# Provided records:
╔══

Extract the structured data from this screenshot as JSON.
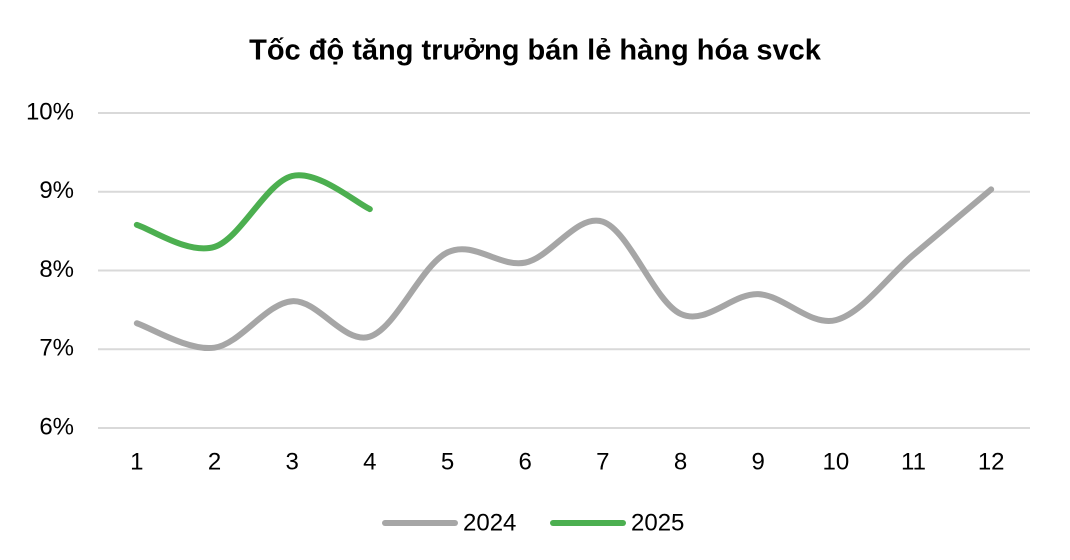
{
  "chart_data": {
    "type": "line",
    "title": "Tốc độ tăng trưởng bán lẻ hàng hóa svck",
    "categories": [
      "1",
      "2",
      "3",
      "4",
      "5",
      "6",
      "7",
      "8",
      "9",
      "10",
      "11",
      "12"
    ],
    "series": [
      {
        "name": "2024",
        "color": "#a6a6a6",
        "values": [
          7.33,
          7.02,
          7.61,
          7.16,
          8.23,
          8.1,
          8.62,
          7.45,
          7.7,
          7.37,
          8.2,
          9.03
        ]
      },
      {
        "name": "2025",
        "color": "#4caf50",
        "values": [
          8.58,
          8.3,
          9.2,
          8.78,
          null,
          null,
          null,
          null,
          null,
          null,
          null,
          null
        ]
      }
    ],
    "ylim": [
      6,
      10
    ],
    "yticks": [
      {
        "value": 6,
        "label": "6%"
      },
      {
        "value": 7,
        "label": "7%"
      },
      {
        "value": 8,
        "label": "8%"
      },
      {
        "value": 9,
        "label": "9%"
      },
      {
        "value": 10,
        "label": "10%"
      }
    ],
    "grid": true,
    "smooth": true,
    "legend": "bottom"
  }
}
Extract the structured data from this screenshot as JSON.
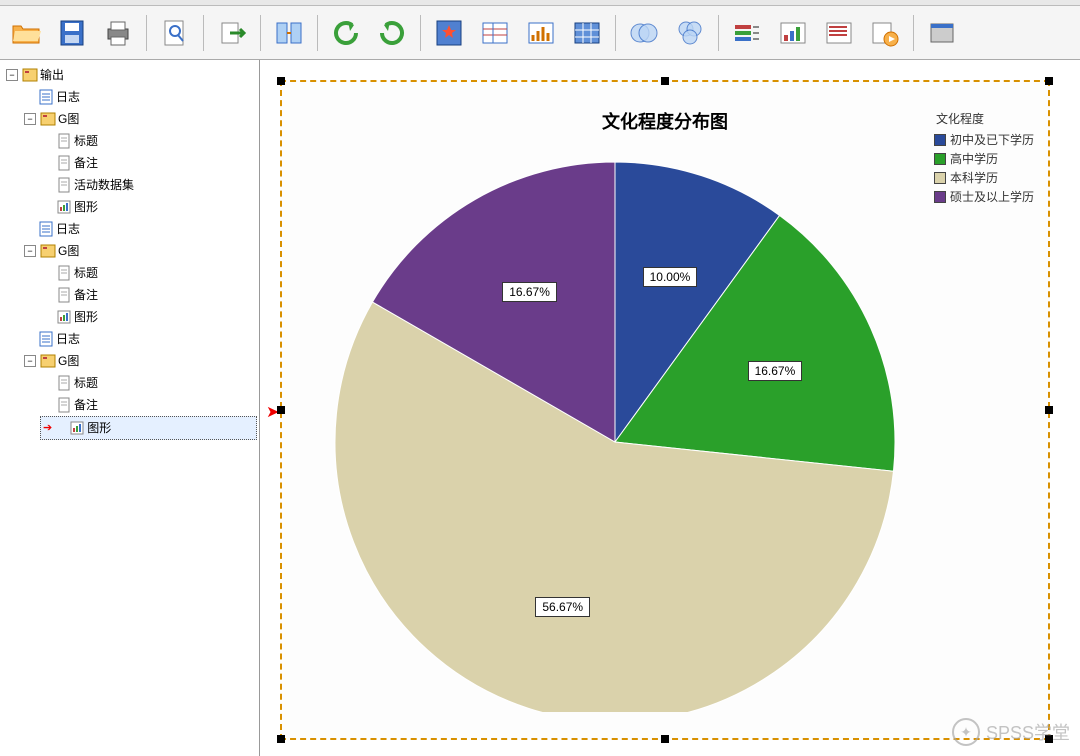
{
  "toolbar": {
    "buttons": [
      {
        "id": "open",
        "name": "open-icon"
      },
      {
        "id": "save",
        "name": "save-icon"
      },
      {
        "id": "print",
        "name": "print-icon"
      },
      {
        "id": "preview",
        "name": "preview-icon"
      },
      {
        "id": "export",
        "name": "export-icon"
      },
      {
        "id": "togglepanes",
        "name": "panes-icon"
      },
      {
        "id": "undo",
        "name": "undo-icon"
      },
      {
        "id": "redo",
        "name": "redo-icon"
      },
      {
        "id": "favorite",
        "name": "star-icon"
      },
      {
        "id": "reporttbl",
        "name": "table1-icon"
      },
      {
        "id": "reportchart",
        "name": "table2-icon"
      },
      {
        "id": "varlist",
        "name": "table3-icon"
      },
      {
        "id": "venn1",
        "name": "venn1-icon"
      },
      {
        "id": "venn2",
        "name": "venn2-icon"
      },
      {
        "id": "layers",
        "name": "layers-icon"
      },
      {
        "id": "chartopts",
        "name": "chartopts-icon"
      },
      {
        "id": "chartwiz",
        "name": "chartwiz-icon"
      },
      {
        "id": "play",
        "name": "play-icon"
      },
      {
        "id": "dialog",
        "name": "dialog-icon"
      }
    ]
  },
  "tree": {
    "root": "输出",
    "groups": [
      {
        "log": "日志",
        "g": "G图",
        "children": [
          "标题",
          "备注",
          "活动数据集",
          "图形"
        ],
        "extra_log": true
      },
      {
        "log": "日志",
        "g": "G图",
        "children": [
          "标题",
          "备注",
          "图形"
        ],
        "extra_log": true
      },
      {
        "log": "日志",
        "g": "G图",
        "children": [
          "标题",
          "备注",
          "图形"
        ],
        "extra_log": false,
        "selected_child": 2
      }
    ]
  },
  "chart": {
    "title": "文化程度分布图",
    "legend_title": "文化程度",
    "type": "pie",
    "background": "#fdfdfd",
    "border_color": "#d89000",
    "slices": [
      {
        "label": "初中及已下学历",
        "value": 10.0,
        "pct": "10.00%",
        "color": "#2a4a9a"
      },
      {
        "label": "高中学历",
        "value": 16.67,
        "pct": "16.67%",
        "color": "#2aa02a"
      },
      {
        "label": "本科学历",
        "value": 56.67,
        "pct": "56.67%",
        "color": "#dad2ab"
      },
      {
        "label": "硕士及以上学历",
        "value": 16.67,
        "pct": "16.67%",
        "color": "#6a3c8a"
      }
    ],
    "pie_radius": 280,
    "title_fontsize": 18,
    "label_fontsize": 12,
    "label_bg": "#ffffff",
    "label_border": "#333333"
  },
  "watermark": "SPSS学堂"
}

╚══

# What is needed:
Your copy should match the entries exactly, minus the pictures.

# Solution below:
Extract the structured data from this screenshot as JSON.
{
  "chart_data": {
    "type": "line",
    "title": "Tốc độ tăng trưởng bán lẻ hàng hóa svck",
    "categories": [
      "1",
      "2",
      "3",
      "4",
      "5",
      "6",
      "7",
      "8",
      "9",
      "10",
      "11",
      "12"
    ],
    "series": [
      {
        "name": "2024",
        "color": "#a6a6a6",
        "values": [
          7.33,
          7.02,
          7.61,
          7.16,
          8.23,
          8.1,
          8.62,
          7.45,
          7.7,
          7.37,
          8.2,
          9.03
        ]
      },
      {
        "name": "2025",
        "color": "#4caf50",
        "values": [
          8.58,
          8.3,
          9.2,
          8.78,
          null,
          null,
          null,
          null,
          null,
          null,
          null,
          null
        ]
      }
    ],
    "ylim": [
      6,
      10
    ],
    "yticks": [
      {
        "value": 6,
        "label": "6%"
      },
      {
        "value": 7,
        "label": "7%"
      },
      {
        "value": 8,
        "label": "8%"
      },
      {
        "value": 9,
        "label": "9%"
      },
      {
        "value": 10,
        "label": "10%"
      }
    ],
    "grid": true,
    "smooth": true,
    "legend": "bottom"
  }
}
Extract the structured data from this screenshot as JSON.
{
  "toolbar": {
    "buttons": [
      {
        "id": "open",
        "name": "open-icon"
      },
      {
        "id": "save",
        "name": "save-icon"
      },
      {
        "id": "print",
        "name": "print-icon"
      },
      {
        "id": "preview",
        "name": "preview-icon"
      },
      {
        "id": "export",
        "name": "export-icon"
      },
      {
        "id": "togglepanes",
        "name": "panes-icon"
      },
      {
        "id": "undo",
        "name": "undo-icon"
      },
      {
        "id": "redo",
        "name": "redo-icon"
      },
      {
        "id": "favorite",
        "name": "star-icon"
      },
      {
        "id": "reporttbl",
        "name": "table1-icon"
      },
      {
        "id": "reportchart",
        "name": "table2-icon"
      },
      {
        "id": "varlist",
        "name": "table3-icon"
      },
      {
        "id": "venn1",
        "name": "venn1-icon"
      },
      {
        "id": "venn2",
        "name": "venn2-icon"
      },
      {
        "id": "layers",
        "name": "layers-icon"
      },
      {
        "id": "chartopts",
        "name": "chartopts-icon"
      },
      {
        "id": "chartwiz",
        "name": "chartwiz-icon"
      },
      {
        "id": "play",
        "name": "play-icon"
      },
      {
        "id": "dialog",
        "name": "dialog-icon"
      }
    ]
  },
  "tree": {
    "root": "输出",
    "groups": [
      {
        "log": "日志",
        "g": "G图",
        "children": [
          "标题",
          "备注",
          "活动数据集",
          "图形"
        ],
        "extra_log": true
      },
      {
        "log": "日志",
        "g": "G图",
        "children": [
          "标题",
          "备注",
          "图形"
        ],
        "extra_log": true
      },
      {
        "log": "日志",
        "g": "G图",
        "children": [
          "标题",
          "备注",
          "图形"
        ],
        "extra_log": false,
        "selected_child": 2
      }
    ]
  },
  "chart": {
    "title": "文化程度分布图",
    "legend_title": "文化程度",
    "type": "pie",
    "background": "#fdfdfd",
    "border_color": "#d89000",
    "slices": [
      {
        "label": "初中及已下学历",
        "value": 10.0,
        "pct": "10.00%",
        "color": "#2a4a9a"
      },
      {
        "label": "高中学历",
        "value": 16.67,
        "pct": "16.67%",
        "color": "#2aa02a"
      },
      {
        "label": "本科学历",
        "value": 56.67,
        "pct": "56.67%",
        "color": "#dad2ab"
      },
      {
        "label": "硕士及以上学历",
        "value": 16.67,
        "pct": "16.67%",
        "color": "#6a3c8a"
      }
    ],
    "pie_radius": 280,
    "title_fontsize": 18,
    "label_fontsize": 12,
    "label_bg": "#ffffff",
    "label_border": "#333333"
  },
  "watermark": "SPSS学堂"
}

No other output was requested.